RECORD EXCERPTS:
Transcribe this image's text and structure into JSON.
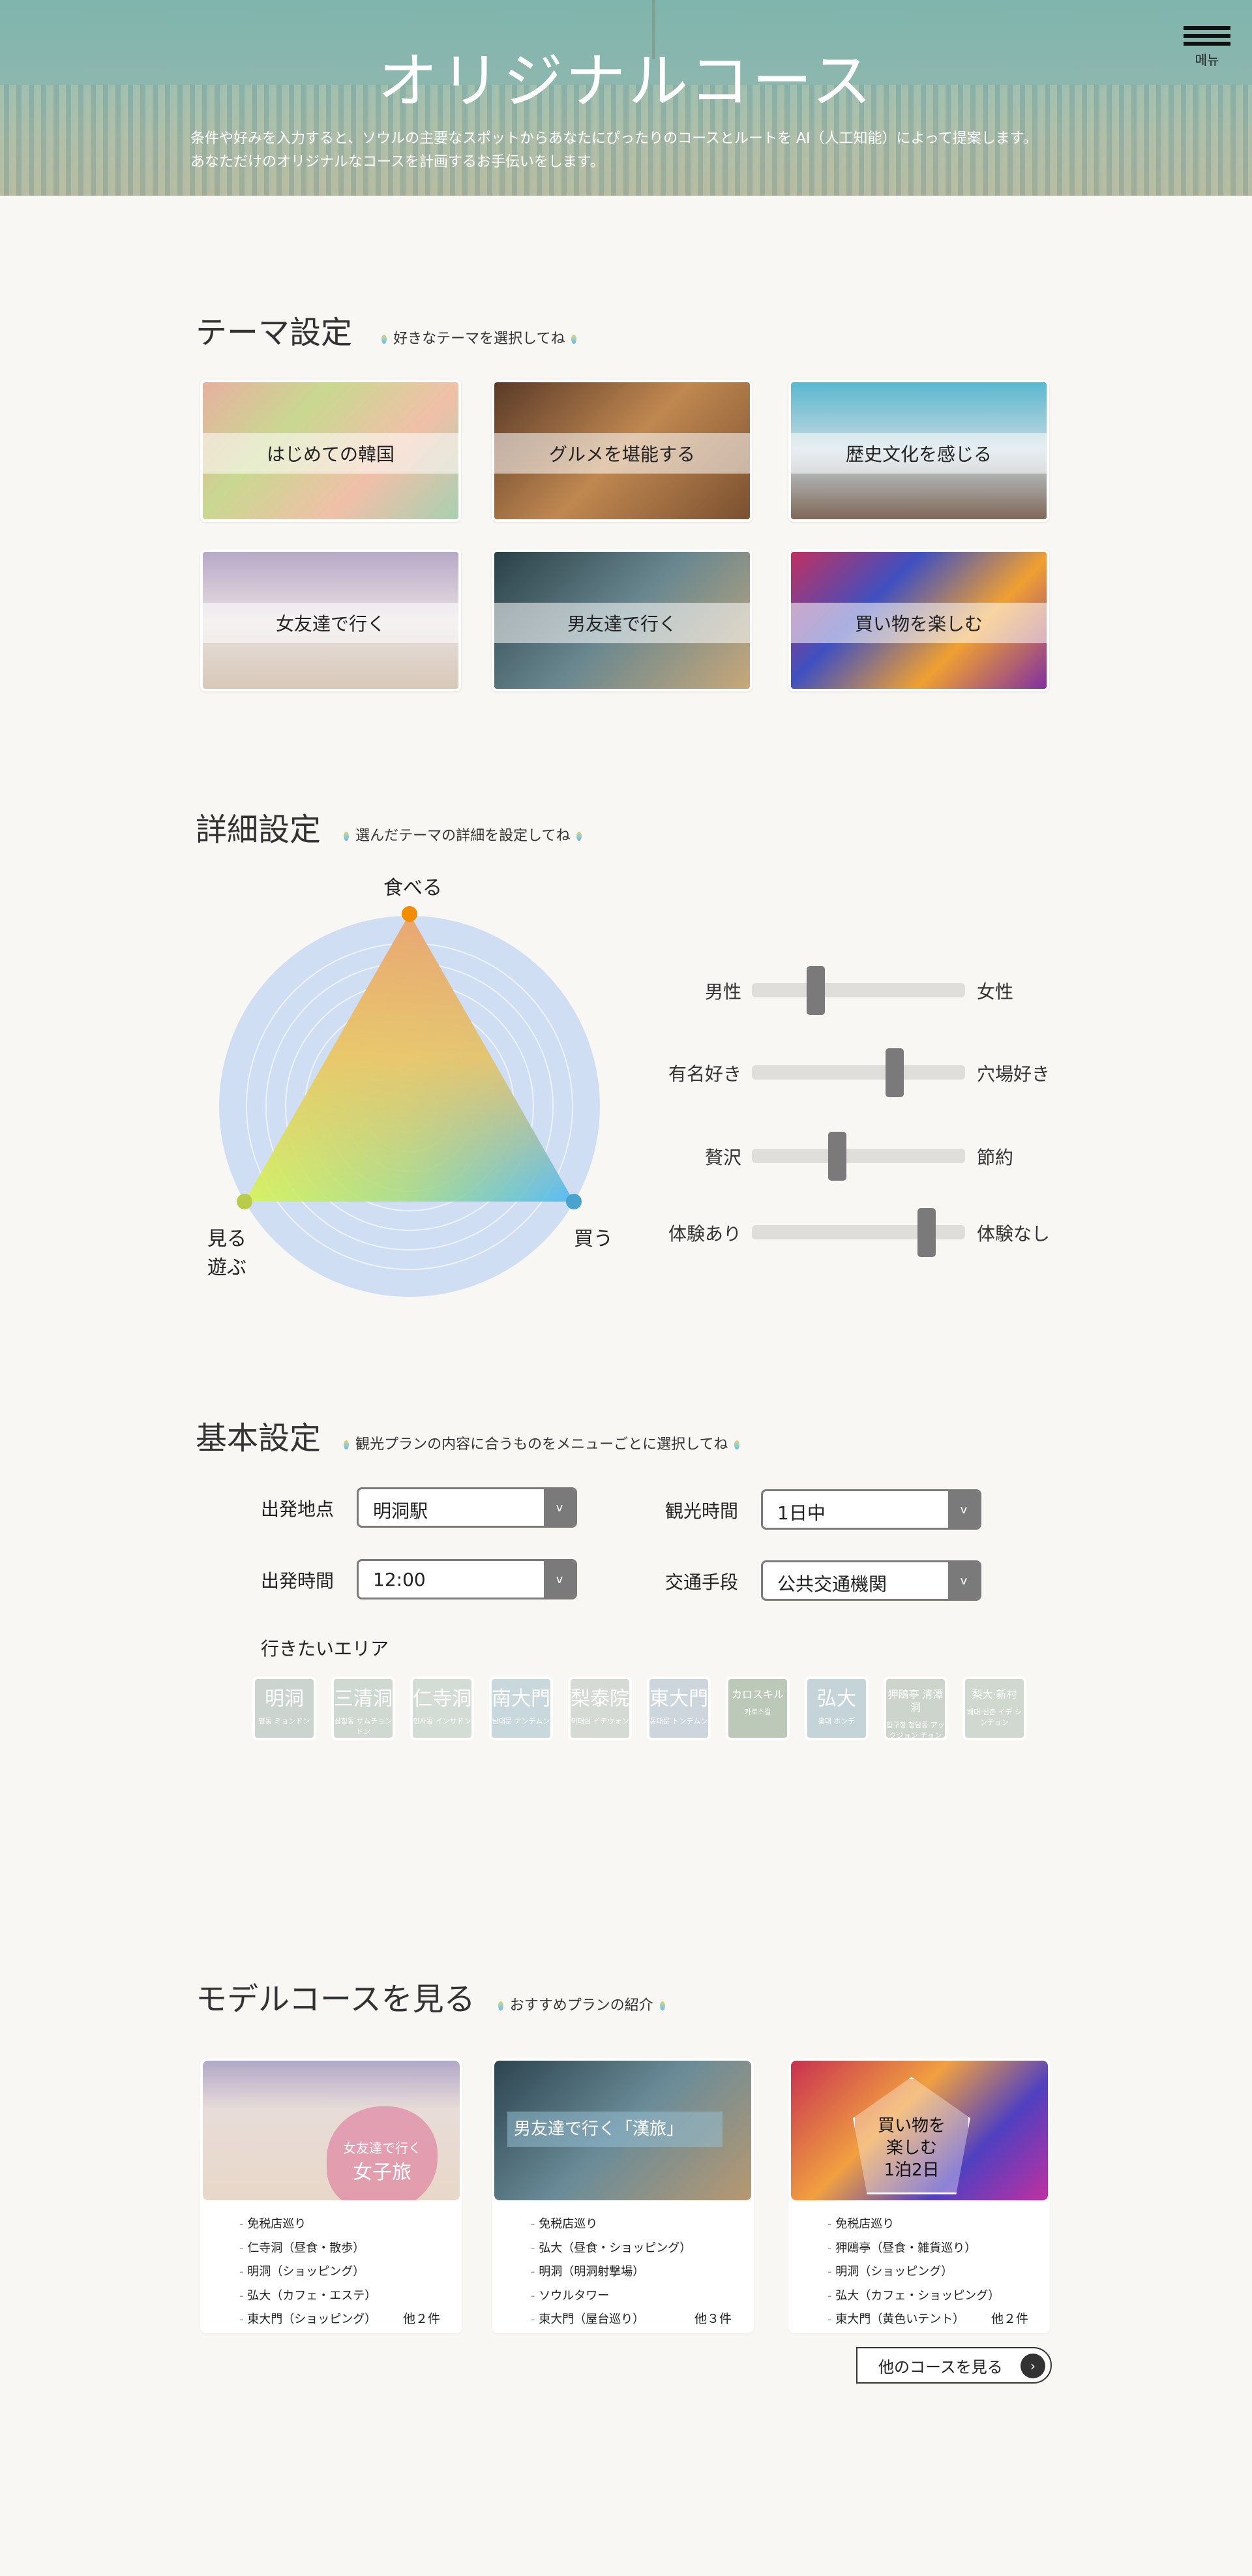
{
  "header": {
    "title": "オリジナルコース",
    "desc_line1": "条件や好みを入力すると、ソウルの主要なスポットからあなたにぴったりのコースとルートを AI（人工知能）によって提案します。",
    "desc_line2": "あなただけのオリジナルなコースを計画するお手伝いをします。",
    "menu_label": "메뉴"
  },
  "theme": {
    "title": "テーマ設定",
    "subtitle": "好きなテーマを選択してね",
    "cards": [
      {
        "label": "はじめての韓国"
      },
      {
        "label": "グルメを堪能する"
      },
      {
        "label": "歴史文化を感じる"
      },
      {
        "label": "女友達で行く"
      },
      {
        "label": "男友達で行く"
      },
      {
        "label": "買い物を楽しむ"
      }
    ]
  },
  "detail": {
    "title": "詳細設定",
    "subtitle": "選んだテーマの詳細を設定してね",
    "radar": {
      "top": "食べる",
      "left_line1": "見る",
      "left_line2": "遊ぶ",
      "right": "買う",
      "colors": {
        "top": "#f28c00",
        "left": "#b8cc4a",
        "right": "#4aa3cc"
      }
    },
    "sliders": [
      {
        "left": "男性",
        "right": "女性",
        "value": 0.3
      },
      {
        "left": "有名好き",
        "right": "穴場好き",
        "value": 0.67
      },
      {
        "left": "贅沢",
        "right": "節約",
        "value": 0.4
      },
      {
        "left": "体験あり",
        "right": "体験なし",
        "value": 0.82
      }
    ]
  },
  "basic": {
    "title": "基本設定",
    "subtitle": "観光プランの内容に合うものをメニューごとに選択してね",
    "selects": [
      {
        "label": "出発地点",
        "value": "明洞駅"
      },
      {
        "label": "観光時間",
        "value": "1日中"
      },
      {
        "label": "出発時間",
        "value": "12:00"
      },
      {
        "label": "交通手段",
        "value": "公共交通機関"
      }
    ],
    "area_label": "行きたいエリア",
    "areas": [
      {
        "name": "明洞",
        "sub": "명동 ミョンドン"
      },
      {
        "name": "三清洞",
        "sub": "삼청동 サムチョンドン"
      },
      {
        "name": "仁寺洞",
        "sub": "인사동 インサドン"
      },
      {
        "name": "南大門",
        "sub": "남대문 ナンデムン"
      },
      {
        "name": "梨泰院",
        "sub": "이태원 イテウォン"
      },
      {
        "name": "東大門",
        "sub": "동대문 トンデムン"
      },
      {
        "name": "カロスキル",
        "sub": "카로스길"
      },
      {
        "name": "弘大",
        "sub": "홍대 ホンデ"
      },
      {
        "name": "狎鴎亭 清潭洞",
        "sub": "압구정·청담동 アックジョン チョンダムドン"
      },
      {
        "name": "梨大·新村",
        "sub": "배대·신촌 イデ シンチョン"
      }
    ]
  },
  "model": {
    "title": "モデルコースを見る",
    "subtitle": "おすすめプランの紹介",
    "courses": [
      {
        "overlay_line1": "女友達で行く",
        "overlay_line2": "女子旅",
        "items": [
          "免税店巡り",
          "仁寺洞（昼食・散歩）",
          "明洞（ショッピング）",
          "弘大（カフェ・エステ）",
          "東大門（ショッピング）"
        ],
        "more": "他２件"
      },
      {
        "overlay_line1": "男友達で行く「漢旅」",
        "overlay_line2": "",
        "items": [
          "免税店巡り",
          "弘大（昼食・ショッピング）",
          "明洞（明洞射撃場）",
          "ソウルタワー",
          "東大門（屋台巡り）"
        ],
        "more": "他３件"
      },
      {
        "overlay_line1": "買い物を楽しむ",
        "overlay_line2": "1泊2日",
        "items": [
          "免税店巡り",
          "狎鴎亭（昼食・雑貨巡り）",
          "明洞（ショッピング）",
          "弘大（カフェ・ショッピング）",
          "東大門（黄色いテント）"
        ],
        "more": "他２件"
      }
    ],
    "more_button": "他のコースを見る"
  }
}
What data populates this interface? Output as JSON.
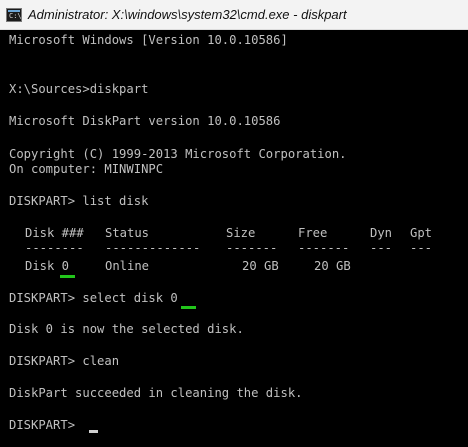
{
  "window": {
    "title": "Administrator: X:\\windows\\system32\\cmd.exe - diskpart",
    "icon_label": "C:\\"
  },
  "console": {
    "version_line": "Microsoft Windows [Version 10.0.10586]",
    "command_prompt": "X:\\Sources>diskpart",
    "diskpart_version": "Microsoft DiskPart version 10.0.10586",
    "copyright": "Copyright (C) 1999-2013 Microsoft Corporation.",
    "computer": "On computer: MINWINPC",
    "cmd_list": "DISKPART> list disk",
    "table": {
      "headers": [
        "Disk ###",
        "Status",
        "Size",
        "Free",
        "Dyn",
        "Gpt"
      ],
      "separators": [
        "--------",
        "-------------",
        "-------",
        "-------",
        "---",
        "---"
      ],
      "row": [
        "Disk 0",
        "Online",
        "20 GB",
        "20 GB",
        "",
        ""
      ]
    },
    "cmd_select": "DISKPART> select disk 0",
    "select_result": "Disk 0 is now the selected disk.",
    "cmd_clean": "DISKPART> clean",
    "clean_result": "DiskPart succeeded in cleaning the disk.",
    "final_prompt": "DISKPART> "
  },
  "colors": {
    "background": "#000000",
    "text": "#c0c0c0",
    "highlight_underline": "#22c51b",
    "titlebar": "#f3f3f3"
  }
}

EXERCISE AIM:
Leave out the pictures and return every record word for word.

ANSWER:
Transcribe this image's text and structure into JSON.
{
  "header": {
    "title": "オリジナルコース",
    "desc_line1": "条件や好みを入力すると、ソウルの主要なスポットからあなたにぴったりのコースとルートを AI（人工知能）によって提案します。",
    "desc_line2": "あなただけのオリジナルなコースを計画するお手伝いをします。",
    "menu_label": "메뉴"
  },
  "theme": {
    "title": "テーマ設定",
    "subtitle": "好きなテーマを選択してね",
    "cards": [
      {
        "label": "はじめての韓国"
      },
      {
        "label": "グルメを堪能する"
      },
      {
        "label": "歴史文化を感じる"
      },
      {
        "label": "女友達で行く"
      },
      {
        "label": "男友達で行く"
      },
      {
        "label": "買い物を楽しむ"
      }
    ]
  },
  "detail": {
    "title": "詳細設定",
    "subtitle": "選んだテーマの詳細を設定してね",
    "radar": {
      "top": "食べる",
      "left_line1": "見る",
      "left_line2": "遊ぶ",
      "right": "買う",
      "colors": {
        "top": "#f28c00",
        "left": "#b8cc4a",
        "right": "#4aa3cc"
      }
    },
    "sliders": [
      {
        "left": "男性",
        "right": "女性",
        "value": 0.3
      },
      {
        "left": "有名好き",
        "right": "穴場好き",
        "value": 0.67
      },
      {
        "left": "贅沢",
        "right": "節約",
        "value": 0.4
      },
      {
        "left": "体験あり",
        "right": "体験なし",
        "value": 0.82
      }
    ]
  },
  "basic": {
    "title": "基本設定",
    "subtitle": "観光プランの内容に合うものをメニューごとに選択してね",
    "selects": [
      {
        "label": "出発地点",
        "value": "明洞駅"
      },
      {
        "label": "観光時間",
        "value": "1日中"
      },
      {
        "label": "出発時間",
        "value": "12:00"
      },
      {
        "label": "交通手段",
        "value": "公共交通機関"
      }
    ],
    "area_label": "行きたいエリア",
    "areas": [
      {
        "name": "明洞",
        "sub": "명동 ミョンドン"
      },
      {
        "name": "三清洞",
        "sub": "삼청동 サムチョンドン"
      },
      {
        "name": "仁寺洞",
        "sub": "인사동 インサドン"
      },
      {
        "name": "南大門",
        "sub": "남대문 ナンデムン"
      },
      {
        "name": "梨泰院",
        "sub": "이태원 イテウォン"
      },
      {
        "name": "東大門",
        "sub": "동대문 トンデムン"
      },
      {
        "name": "カロスキル",
        "sub": "카로스길"
      },
      {
        "name": "弘大",
        "sub": "홍대 ホンデ"
      },
      {
        "name": "狎鴎亭 清潭洞",
        "sub": "압구정·청담동 アックジョン チョンダムドン"
      },
      {
        "name": "梨大·新村",
        "sub": "배대·신촌 イデ シンチョン"
      }
    ]
  },
  "model": {
    "title": "モデルコースを見る",
    "subtitle": "おすすめプランの紹介",
    "courses": [
      {
        "overlay_line1": "女友達で行く",
        "overlay_line2": "女子旅",
        "items": [
          "免税店巡り",
          "仁寺洞（昼食・散歩）",
          "明洞（ショッピング）",
          "弘大（カフェ・エステ）",
          "東大門（ショッピング）"
        ],
        "more": "他２件"
      },
      {
        "overlay_line1": "男友達で行く「漢旅」",
        "overlay_line2": "",
        "items": [
          "免税店巡り",
          "弘大（昼食・ショッピング）",
          "明洞（明洞射撃場）",
          "ソウルタワー",
          "東大門（屋台巡り）"
        ],
        "more": "他３件"
      },
      {
        "overlay_line1": "買い物を楽しむ",
        "overlay_line2": "1泊2日",
        "items": [
          "免税店巡り",
          "狎鴎亭（昼食・雑貨巡り）",
          "明洞（ショッピング）",
          "弘大（カフェ・ショッピング）",
          "東大門（黄色いテント）"
        ],
        "more": "他２件"
      }
    ],
    "more_button": "他のコースを見る"
  }
}
What data populates this interface? Output as JSON.
{
  "window": {
    "title": "Administrator: X:\\windows\\system32\\cmd.exe - diskpart",
    "icon_label": "C:\\"
  },
  "console": {
    "version_line": "Microsoft Windows [Version 10.0.10586]",
    "command_prompt": "X:\\Sources>diskpart",
    "diskpart_version": "Microsoft DiskPart version 10.0.10586",
    "copyright": "Copyright (C) 1999-2013 Microsoft Corporation.",
    "computer": "On computer: MINWINPC",
    "cmd_list": "DISKPART> list disk",
    "table": {
      "headers": [
        "Disk ###",
        "Status",
        "Size",
        "Free",
        "Dyn",
        "Gpt"
      ],
      "separators": [
        "--------",
        "-------------",
        "-------",
        "-------",
        "---",
        "---"
      ],
      "row": [
        "Disk 0",
        "Online",
        "20 GB",
        "20 GB",
        "",
        ""
      ]
    },
    "cmd_select": "DISKPART> select disk 0",
    "select_result": "Disk 0 is now the selected disk.",
    "cmd_clean": "DISKPART> clean",
    "clean_result": "DiskPart succeeded in cleaning the disk.",
    "final_prompt": "DISKPART> "
  },
  "colors": {
    "background": "#000000",
    "text": "#c0c0c0",
    "highlight_underline": "#22c51b",
    "titlebar": "#f3f3f3"
  }
}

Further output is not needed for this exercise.